> **WRITTEN INSTRUCTION**:
Each record below must be returned exactly as shown.

Figure data in JSON:
Begin
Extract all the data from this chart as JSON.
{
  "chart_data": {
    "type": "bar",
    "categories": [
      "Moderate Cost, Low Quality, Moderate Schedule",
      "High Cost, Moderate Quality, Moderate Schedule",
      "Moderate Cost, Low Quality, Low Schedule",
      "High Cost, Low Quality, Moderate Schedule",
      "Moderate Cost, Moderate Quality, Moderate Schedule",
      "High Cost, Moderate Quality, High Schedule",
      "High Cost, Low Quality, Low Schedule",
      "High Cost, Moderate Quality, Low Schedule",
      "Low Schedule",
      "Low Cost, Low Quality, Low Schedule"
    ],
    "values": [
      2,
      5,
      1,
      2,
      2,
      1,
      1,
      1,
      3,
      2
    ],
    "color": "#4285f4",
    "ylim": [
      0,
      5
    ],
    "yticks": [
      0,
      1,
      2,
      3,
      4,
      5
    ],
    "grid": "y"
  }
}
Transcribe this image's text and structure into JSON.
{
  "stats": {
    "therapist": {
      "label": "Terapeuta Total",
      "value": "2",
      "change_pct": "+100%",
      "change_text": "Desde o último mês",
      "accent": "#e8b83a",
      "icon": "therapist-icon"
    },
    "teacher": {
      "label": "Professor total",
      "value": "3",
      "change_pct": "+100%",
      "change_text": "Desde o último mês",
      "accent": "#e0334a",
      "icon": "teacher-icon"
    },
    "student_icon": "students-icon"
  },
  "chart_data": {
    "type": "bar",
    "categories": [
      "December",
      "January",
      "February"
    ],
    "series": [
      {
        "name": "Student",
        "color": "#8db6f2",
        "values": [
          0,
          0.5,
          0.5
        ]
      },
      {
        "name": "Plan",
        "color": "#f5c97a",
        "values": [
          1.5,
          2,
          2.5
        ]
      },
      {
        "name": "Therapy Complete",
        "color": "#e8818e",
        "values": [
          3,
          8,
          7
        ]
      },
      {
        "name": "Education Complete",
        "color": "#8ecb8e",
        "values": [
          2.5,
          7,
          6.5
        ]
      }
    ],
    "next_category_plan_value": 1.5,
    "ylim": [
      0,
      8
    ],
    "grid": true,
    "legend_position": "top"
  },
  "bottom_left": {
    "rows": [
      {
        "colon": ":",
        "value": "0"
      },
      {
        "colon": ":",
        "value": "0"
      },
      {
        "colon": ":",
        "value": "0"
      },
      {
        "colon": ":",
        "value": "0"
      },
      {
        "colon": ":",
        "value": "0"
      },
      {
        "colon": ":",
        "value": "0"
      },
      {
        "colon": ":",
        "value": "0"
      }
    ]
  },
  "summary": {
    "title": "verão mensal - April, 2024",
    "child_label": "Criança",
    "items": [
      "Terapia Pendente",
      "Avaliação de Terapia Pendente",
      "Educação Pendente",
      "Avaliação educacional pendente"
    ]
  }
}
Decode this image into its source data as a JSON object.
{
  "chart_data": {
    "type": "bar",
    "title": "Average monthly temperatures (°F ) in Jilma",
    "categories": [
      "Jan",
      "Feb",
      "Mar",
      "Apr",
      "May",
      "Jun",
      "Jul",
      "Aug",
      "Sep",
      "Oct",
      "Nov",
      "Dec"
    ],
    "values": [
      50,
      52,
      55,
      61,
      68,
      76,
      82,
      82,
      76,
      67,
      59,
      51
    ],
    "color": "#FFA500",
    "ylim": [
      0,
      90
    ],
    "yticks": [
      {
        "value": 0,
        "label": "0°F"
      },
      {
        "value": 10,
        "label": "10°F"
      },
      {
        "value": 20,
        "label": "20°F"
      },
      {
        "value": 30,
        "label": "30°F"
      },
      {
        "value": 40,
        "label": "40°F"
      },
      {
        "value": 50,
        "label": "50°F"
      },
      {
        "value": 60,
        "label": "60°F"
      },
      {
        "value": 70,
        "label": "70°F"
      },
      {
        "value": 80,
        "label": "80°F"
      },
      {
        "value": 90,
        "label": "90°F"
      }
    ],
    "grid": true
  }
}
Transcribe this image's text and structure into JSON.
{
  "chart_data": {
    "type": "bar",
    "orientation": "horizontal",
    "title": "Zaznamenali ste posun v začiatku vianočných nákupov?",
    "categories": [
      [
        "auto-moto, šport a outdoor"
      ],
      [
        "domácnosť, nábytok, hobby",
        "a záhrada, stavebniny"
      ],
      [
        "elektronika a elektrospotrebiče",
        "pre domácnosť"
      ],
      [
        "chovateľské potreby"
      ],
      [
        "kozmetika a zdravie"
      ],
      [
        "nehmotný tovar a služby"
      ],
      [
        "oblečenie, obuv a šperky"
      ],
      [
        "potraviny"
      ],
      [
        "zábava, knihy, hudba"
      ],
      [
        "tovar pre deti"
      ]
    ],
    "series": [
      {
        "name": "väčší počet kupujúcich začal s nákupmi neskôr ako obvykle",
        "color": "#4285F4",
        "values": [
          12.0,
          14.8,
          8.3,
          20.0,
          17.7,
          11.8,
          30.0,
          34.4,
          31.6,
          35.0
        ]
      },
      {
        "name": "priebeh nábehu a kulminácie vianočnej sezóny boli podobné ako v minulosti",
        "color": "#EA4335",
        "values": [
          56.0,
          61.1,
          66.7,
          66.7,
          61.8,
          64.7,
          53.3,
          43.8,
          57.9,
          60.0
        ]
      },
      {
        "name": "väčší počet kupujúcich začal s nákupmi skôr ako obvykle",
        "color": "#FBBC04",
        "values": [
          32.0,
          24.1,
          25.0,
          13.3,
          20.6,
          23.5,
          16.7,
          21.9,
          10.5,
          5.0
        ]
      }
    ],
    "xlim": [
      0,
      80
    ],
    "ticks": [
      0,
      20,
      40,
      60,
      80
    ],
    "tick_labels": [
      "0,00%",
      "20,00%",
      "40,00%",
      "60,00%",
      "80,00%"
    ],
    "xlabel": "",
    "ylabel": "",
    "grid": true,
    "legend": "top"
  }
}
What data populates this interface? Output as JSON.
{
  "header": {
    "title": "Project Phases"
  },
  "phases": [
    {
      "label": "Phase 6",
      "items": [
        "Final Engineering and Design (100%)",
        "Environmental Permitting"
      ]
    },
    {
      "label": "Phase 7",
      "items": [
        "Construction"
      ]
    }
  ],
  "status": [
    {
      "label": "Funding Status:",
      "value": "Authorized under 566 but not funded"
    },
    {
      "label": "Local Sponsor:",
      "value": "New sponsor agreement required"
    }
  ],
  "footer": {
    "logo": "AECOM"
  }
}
End
> **RESULT OF THE EXERCISE**:
Extract all the data from this chart as JSON.
{
  "chart_data": {
    "type": "bar",
    "categories": [
      "Moderate Cost, Low Quality, Moderate Schedule",
      "High Cost, Moderate Quality, Moderate Schedule",
      "Moderate Cost, Low Quality, Low Schedule",
      "High Cost, Low Quality, Moderate Schedule",
      "Moderate Cost, Moderate Quality, Moderate Schedule",
      "High Cost, Moderate Quality, High Schedule",
      "High Cost, Low Quality, Low Schedule",
      "High Cost, Moderate Quality, Low Schedule",
      "Low Schedule",
      "Low Cost, Low Quality, Low Schedule"
    ],
    "values": [
      2,
      5,
      1,
      2,
      2,
      1,
      1,
      1,
      3,
      2
    ],
    "color": "#4285f4",
    "ylim": [
      0,
      5
    ],
    "yticks": [
      0,
      1,
      2,
      3,
      4,
      5
    ],
    "grid": "y"
  }
}
Transcribe this image's text and structure into JSON.
{
  "stats": {
    "therapist": {
      "label": "Terapeuta Total",
      "value": "2",
      "change_pct": "+100%",
      "change_text": "Desde o último mês",
      "accent": "#e8b83a",
      "icon": "therapist-icon"
    },
    "teacher": {
      "label": "Professor total",
      "value": "3",
      "change_pct": "+100%",
      "change_text": "Desde o último mês",
      "accent": "#e0334a",
      "icon": "teacher-icon"
    },
    "student_icon": "students-icon"
  },
  "chart_data": {
    "type": "bar",
    "categories": [
      "December",
      "January",
      "February"
    ],
    "series": [
      {
        "name": "Student",
        "color": "#8db6f2",
        "values": [
          0,
          0.5,
          0.5
        ]
      },
      {
        "name": "Plan",
        "color": "#f5c97a",
        "values": [
          1.5,
          2,
          2.5
        ]
      },
      {
        "name": "Therapy Complete",
        "color": "#e8818e",
        "values": [
          3,
          8,
          7
        ]
      },
      {
        "name": "Education Complete",
        "color": "#8ecb8e",
        "values": [
          2.5,
          7,
          6.5
        ]
      }
    ],
    "next_category_plan_value": 1.5,
    "ylim": [
      0,
      8
    ],
    "grid": true,
    "legend_position": "top"
  },
  "bottom_left": {
    "rows": [
      {
        "colon": ":",
        "value": "0"
      },
      {
        "colon": ":",
        "value": "0"
      },
      {
        "colon": ":",
        "value": "0"
      },
      {
        "colon": ":",
        "value": "0"
      },
      {
        "colon": ":",
        "value": "0"
      },
      {
        "colon": ":",
        "value": "0"
      },
      {
        "colon": ":",
        "value": "0"
      }
    ]
  },
  "summary": {
    "title": "verão mensal - April, 2024",
    "child_label": "Criança",
    "items": [
      "Terapia Pendente",
      "Avaliação de Terapia Pendente",
      "Educação Pendente",
      "Avaliação educacional pendente"
    ]
  }
}
Decode this image into its source data as a JSON object.
{
  "chart_data": {
    "type": "bar",
    "title": "Average monthly temperatures (°F ) in Jilma",
    "categories": [
      "Jan",
      "Feb",
      "Mar",
      "Apr",
      "May",
      "Jun",
      "Jul",
      "Aug",
      "Sep",
      "Oct",
      "Nov",
      "Dec"
    ],
    "values": [
      50,
      52,
      55,
      61,
      68,
      76,
      82,
      82,
      76,
      67,
      59,
      51
    ],
    "color": "#FFA500",
    "ylim": [
      0,
      90
    ],
    "yticks": [
      {
        "value": 0,
        "label": "0°F"
      },
      {
        "value": 10,
        "label": "10°F"
      },
      {
        "value": 20,
        "label": "20°F"
      },
      {
        "value": 30,
        "label": "30°F"
      },
      {
        "value": 40,
        "label": "40°F"
      },
      {
        "value": 50,
        "label": "50°F"
      },
      {
        "value": 60,
        "label": "60°F"
      },
      {
        "value": 70,
        "label": "70°F"
      },
      {
        "value": 80,
        "label": "80°F"
      },
      {
        "value": 90,
        "label": "90°F"
      }
    ],
    "grid": true
  }
}
Transcribe this image's text and structure into JSON.
{
  "chart_data": {
    "type": "bar",
    "orientation": "horizontal",
    "title": "Zaznamenali ste posun v začiatku vianočných nákupov?",
    "categories": [
      [
        "auto-moto, šport a outdoor"
      ],
      [
        "domácnosť, nábytok, hobby",
        "a záhrada, stavebniny"
      ],
      [
        "elektronika a elektrospotrebiče",
        "pre domácnosť"
      ],
      [
        "chovateľské potreby"
      ],
      [
        "kozmetika a zdravie"
      ],
      [
        "nehmotný tovar a služby"
      ],
      [
        "oblečenie, obuv a šperky"
      ],
      [
        "potraviny"
      ],
      [
        "zábava, knihy, hudba"
      ],
      [
        "tovar pre deti"
      ]
    ],
    "series": [
      {
        "name": "väčší počet kupujúcich začal s nákupmi neskôr ako obvykle",
        "color": "#4285F4",
        "values": [
          12.0,
          14.8,
          8.3,
          20.0,
          17.7,
          11.8,
          30.0,
          34.4,
          31.6,
          35.0
        ]
      },
      {
        "name": "priebeh nábehu a kulminácie vianočnej sezóny boli podobné ako v minulosti",
        "color": "#EA4335",
        "values": [
          56.0,
          61.1,
          66.7,
          66.7,
          61.8,
          64.7,
          53.3,
          43.8,
          57.9,
          60.0
        ]
      },
      {
        "name": "väčší počet kupujúcich začal s nákupmi skôr ako obvykle",
        "color": "#FBBC04",
        "values": [
          32.0,
          24.1,
          25.0,
          13.3,
          20.6,
          23.5,
          16.7,
          21.9,
          10.5,
          5.0
        ]
      }
    ],
    "xlim": [
      0,
      80
    ],
    "ticks": [
      0,
      20,
      40,
      60,
      80
    ],
    "tick_labels": [
      "0,00%",
      "20,00%",
      "40,00%",
      "60,00%",
      "80,00%"
    ],
    "xlabel": "",
    "ylabel": "",
    "grid": true,
    "legend": "top"
  }
}
What data populates this interface? Output as JSON.
{
  "header": {
    "title": "Project Phases"
  },
  "phases": [
    {
      "label": "Phase 6",
      "items": [
        "Final Engineering and Design (100%)",
        "Environmental Permitting"
      ]
    },
    {
      "label": "Phase 7",
      "items": [
        "Construction"
      ]
    }
  ],
  "status": [
    {
      "label": "Funding Status:",
      "value": "Authorized under 566 but not funded"
    },
    {
      "label": "Local Sponsor:",
      "value": "New sponsor agreement required"
    }
  ],
  "footer": {
    "logo": "AECOM"
  }
}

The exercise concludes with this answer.